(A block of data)
● ● ●

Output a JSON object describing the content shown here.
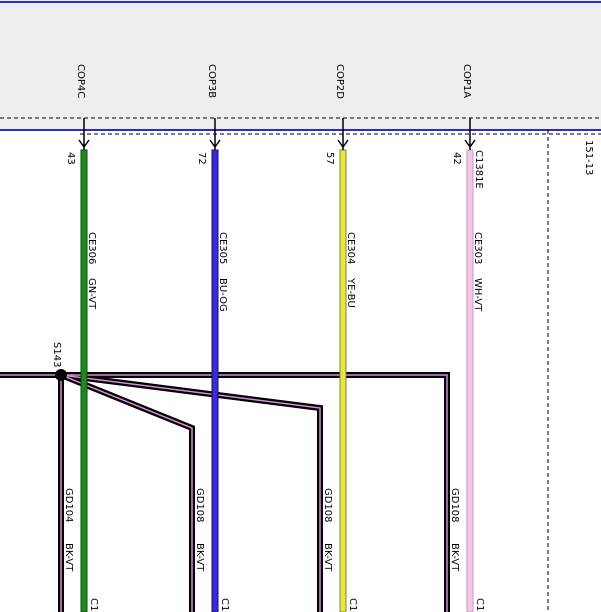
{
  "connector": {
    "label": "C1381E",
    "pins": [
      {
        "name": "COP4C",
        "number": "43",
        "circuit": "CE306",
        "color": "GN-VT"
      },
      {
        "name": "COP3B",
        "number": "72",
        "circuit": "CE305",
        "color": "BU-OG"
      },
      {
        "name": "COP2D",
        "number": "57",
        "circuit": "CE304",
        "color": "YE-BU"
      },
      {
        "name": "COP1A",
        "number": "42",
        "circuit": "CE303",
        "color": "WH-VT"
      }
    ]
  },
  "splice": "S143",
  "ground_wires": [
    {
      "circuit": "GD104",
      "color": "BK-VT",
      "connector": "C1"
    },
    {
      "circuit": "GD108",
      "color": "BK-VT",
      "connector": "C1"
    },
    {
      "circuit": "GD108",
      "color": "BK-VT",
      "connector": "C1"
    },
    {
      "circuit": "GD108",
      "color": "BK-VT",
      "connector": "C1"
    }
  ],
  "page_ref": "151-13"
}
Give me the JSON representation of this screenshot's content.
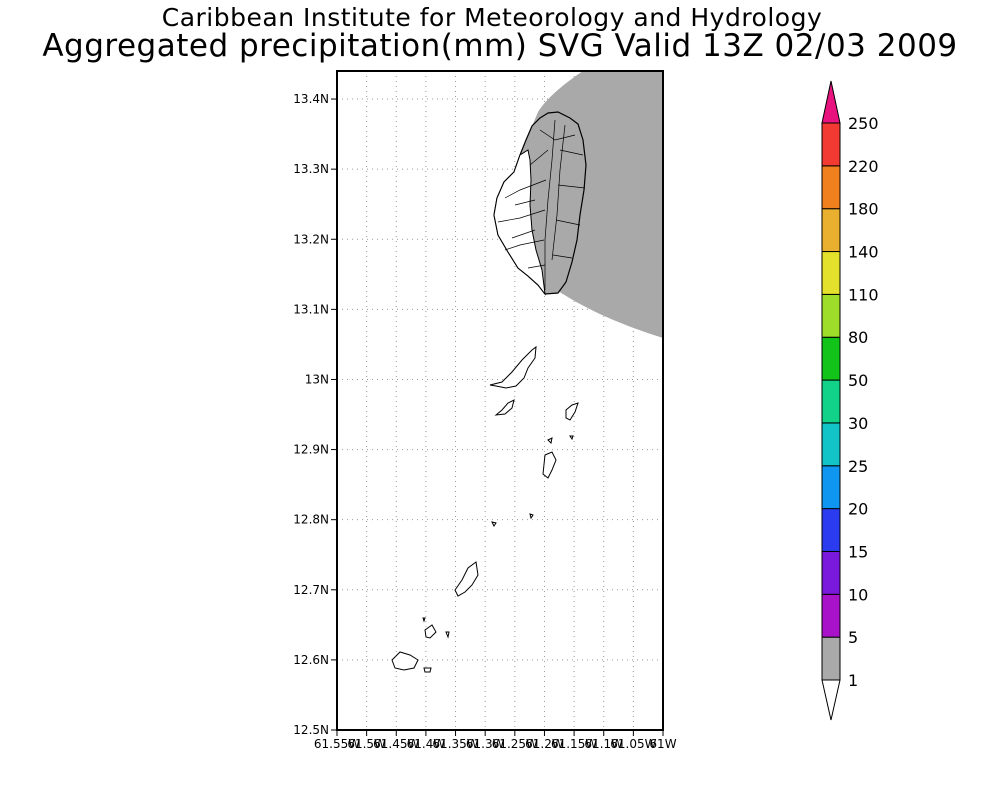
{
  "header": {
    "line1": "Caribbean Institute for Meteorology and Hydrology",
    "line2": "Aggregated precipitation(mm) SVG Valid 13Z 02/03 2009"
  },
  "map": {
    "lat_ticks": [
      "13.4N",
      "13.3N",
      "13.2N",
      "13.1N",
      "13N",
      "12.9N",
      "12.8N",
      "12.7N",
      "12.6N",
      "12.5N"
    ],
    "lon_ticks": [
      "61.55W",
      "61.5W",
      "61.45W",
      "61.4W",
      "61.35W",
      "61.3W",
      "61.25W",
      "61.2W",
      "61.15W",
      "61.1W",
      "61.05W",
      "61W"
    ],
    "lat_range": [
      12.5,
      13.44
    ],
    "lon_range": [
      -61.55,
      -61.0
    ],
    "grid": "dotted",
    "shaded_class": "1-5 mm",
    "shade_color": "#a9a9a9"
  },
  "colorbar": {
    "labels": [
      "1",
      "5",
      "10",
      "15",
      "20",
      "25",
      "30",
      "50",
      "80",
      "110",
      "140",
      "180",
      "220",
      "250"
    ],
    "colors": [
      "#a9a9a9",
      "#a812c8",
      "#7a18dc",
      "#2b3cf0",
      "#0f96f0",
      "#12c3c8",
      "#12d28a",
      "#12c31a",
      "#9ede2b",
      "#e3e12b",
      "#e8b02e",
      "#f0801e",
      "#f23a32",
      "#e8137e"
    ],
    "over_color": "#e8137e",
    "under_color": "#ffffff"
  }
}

● ● ●

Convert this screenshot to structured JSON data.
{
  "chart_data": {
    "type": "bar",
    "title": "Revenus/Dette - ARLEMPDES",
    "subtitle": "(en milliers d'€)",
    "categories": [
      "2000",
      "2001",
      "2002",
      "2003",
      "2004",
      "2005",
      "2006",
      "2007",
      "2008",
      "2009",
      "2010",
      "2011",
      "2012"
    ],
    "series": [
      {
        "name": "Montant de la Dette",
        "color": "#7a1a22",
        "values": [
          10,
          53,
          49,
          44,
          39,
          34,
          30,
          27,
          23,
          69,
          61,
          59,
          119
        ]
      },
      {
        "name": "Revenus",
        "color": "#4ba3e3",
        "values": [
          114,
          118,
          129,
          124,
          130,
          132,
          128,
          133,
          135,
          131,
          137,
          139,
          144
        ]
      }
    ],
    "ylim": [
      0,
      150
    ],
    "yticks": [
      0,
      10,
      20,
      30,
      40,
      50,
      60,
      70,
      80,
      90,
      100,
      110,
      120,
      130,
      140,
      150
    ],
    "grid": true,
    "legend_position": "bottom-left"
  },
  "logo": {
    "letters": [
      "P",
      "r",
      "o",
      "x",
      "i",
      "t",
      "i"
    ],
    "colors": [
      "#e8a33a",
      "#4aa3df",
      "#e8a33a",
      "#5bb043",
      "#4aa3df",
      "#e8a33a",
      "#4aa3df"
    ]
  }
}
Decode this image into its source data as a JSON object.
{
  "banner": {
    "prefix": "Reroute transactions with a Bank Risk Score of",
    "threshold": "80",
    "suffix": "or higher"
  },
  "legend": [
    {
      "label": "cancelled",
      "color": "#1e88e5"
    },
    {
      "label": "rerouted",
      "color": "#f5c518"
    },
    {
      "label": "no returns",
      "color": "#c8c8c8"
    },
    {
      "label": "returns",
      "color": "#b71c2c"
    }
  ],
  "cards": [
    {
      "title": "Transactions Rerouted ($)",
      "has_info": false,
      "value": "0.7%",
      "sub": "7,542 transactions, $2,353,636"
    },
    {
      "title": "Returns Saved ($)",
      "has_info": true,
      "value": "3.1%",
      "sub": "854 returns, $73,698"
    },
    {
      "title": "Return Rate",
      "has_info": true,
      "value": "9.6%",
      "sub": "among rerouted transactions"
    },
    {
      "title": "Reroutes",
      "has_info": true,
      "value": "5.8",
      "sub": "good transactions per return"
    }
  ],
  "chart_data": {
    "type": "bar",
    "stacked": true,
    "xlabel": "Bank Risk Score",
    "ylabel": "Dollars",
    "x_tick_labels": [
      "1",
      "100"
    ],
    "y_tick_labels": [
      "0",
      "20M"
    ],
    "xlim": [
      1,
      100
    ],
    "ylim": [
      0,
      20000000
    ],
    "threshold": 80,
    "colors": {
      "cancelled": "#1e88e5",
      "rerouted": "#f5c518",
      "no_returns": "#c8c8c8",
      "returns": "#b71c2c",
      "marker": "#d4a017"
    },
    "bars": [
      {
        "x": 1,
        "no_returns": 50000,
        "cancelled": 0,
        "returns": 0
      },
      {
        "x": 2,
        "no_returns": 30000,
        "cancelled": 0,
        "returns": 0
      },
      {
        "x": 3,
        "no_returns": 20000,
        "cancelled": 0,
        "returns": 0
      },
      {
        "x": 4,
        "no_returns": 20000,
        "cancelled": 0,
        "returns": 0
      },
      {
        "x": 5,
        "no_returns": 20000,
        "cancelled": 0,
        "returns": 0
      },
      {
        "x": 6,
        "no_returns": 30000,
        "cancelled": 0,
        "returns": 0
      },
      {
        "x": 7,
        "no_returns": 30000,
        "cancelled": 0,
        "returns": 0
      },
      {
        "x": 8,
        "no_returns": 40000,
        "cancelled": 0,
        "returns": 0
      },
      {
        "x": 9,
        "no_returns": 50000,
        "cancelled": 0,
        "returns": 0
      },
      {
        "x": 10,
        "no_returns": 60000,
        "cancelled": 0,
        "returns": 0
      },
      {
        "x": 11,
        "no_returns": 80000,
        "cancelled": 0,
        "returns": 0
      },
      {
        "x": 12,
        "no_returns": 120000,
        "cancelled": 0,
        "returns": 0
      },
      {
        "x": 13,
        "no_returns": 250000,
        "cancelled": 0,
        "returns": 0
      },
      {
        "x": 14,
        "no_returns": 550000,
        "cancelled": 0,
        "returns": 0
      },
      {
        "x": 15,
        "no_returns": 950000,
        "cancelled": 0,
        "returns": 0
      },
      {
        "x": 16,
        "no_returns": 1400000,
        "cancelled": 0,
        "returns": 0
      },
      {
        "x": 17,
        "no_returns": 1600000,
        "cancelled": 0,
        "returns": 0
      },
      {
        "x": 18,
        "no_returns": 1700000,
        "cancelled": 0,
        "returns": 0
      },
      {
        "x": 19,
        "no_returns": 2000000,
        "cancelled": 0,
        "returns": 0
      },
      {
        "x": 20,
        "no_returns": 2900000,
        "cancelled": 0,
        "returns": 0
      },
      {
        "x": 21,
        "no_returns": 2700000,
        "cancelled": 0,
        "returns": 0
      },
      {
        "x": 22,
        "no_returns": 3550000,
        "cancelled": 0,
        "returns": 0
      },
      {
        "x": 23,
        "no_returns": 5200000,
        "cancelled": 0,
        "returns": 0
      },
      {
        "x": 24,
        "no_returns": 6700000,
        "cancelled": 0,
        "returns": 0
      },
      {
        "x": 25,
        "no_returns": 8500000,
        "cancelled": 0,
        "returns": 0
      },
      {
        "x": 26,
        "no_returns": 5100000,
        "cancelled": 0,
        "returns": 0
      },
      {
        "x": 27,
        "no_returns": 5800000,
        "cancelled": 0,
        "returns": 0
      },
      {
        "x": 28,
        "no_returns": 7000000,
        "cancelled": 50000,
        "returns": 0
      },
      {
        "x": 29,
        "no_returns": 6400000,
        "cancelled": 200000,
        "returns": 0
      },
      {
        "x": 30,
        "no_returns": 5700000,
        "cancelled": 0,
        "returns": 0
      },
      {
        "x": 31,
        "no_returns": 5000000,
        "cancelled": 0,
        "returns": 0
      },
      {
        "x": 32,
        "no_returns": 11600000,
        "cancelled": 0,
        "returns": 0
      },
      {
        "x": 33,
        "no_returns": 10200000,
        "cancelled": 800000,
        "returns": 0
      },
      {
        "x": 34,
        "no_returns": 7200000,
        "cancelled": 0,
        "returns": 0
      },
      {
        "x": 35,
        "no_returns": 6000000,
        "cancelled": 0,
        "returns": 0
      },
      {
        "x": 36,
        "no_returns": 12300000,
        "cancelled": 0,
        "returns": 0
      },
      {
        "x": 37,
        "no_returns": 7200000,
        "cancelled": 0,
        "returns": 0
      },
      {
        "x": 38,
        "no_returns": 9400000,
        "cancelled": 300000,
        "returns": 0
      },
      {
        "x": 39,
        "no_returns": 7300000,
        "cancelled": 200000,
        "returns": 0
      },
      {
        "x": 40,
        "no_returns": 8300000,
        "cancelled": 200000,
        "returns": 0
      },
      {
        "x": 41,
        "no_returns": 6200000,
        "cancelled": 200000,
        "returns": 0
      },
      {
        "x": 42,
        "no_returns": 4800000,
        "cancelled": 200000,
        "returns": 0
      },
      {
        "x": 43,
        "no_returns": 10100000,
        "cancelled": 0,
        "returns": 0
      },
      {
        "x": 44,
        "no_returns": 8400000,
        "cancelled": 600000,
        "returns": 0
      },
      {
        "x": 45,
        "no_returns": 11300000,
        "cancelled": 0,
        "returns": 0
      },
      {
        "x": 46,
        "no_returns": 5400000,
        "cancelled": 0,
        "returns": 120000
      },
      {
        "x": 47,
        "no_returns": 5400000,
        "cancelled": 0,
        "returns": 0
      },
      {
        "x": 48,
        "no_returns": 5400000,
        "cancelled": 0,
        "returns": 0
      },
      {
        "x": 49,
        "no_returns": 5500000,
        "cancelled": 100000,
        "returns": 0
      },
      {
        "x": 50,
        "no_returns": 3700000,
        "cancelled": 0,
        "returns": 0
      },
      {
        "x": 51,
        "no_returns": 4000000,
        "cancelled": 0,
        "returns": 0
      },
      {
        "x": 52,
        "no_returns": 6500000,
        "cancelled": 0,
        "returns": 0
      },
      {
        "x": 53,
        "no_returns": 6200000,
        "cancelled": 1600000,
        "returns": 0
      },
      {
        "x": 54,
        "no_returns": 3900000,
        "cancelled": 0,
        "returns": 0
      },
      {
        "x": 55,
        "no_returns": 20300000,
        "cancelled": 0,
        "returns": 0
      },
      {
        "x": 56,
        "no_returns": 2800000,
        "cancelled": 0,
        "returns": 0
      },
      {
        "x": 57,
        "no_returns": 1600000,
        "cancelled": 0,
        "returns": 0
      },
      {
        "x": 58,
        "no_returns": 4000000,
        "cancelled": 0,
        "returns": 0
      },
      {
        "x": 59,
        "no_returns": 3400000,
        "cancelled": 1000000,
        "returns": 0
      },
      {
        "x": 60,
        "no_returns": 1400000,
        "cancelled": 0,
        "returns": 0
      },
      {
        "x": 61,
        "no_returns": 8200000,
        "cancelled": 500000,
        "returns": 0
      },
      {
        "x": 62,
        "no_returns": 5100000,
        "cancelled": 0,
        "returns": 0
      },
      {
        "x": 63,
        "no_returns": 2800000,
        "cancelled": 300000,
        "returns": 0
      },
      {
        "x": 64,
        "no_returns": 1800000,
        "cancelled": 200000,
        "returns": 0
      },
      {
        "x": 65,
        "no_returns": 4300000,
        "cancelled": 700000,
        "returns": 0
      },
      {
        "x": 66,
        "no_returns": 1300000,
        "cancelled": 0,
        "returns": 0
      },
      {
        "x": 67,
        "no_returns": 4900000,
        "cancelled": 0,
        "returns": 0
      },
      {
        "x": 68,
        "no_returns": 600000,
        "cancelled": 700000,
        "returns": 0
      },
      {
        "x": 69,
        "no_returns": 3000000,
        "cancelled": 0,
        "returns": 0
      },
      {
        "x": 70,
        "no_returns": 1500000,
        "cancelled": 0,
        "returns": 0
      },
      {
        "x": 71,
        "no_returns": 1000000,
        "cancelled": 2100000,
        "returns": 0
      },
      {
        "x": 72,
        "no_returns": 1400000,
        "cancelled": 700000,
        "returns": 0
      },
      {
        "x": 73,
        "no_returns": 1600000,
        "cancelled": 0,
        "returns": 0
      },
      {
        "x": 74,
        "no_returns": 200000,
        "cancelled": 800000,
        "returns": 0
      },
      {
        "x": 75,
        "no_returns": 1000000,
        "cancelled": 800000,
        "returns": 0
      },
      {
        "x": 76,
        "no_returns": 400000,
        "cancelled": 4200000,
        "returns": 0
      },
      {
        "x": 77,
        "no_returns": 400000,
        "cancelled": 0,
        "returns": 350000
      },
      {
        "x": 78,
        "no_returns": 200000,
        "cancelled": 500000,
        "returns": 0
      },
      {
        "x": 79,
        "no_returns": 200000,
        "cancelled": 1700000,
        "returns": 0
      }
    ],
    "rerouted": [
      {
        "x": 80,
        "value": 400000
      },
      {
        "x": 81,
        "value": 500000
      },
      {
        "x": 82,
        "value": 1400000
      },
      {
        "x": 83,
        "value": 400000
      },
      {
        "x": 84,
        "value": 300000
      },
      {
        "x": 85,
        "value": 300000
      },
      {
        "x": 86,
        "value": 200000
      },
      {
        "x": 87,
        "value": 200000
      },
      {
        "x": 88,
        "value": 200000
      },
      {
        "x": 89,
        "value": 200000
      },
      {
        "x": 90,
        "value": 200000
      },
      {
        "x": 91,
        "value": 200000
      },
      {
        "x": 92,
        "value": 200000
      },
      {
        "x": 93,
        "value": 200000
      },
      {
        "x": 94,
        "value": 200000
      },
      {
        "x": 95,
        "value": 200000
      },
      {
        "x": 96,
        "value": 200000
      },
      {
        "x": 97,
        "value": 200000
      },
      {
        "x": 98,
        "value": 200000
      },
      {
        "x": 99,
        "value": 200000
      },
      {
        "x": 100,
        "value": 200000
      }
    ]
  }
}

● ● ●

(EXERCISE GOAL) Go through the data above and find the lines with the word "Score". Copy each of those lines.

(PROBLEM SOLUTION)
    "prefix": "Reroute transactions with a Bank Risk Score of",
    "xlabel": "Bank Risk Score",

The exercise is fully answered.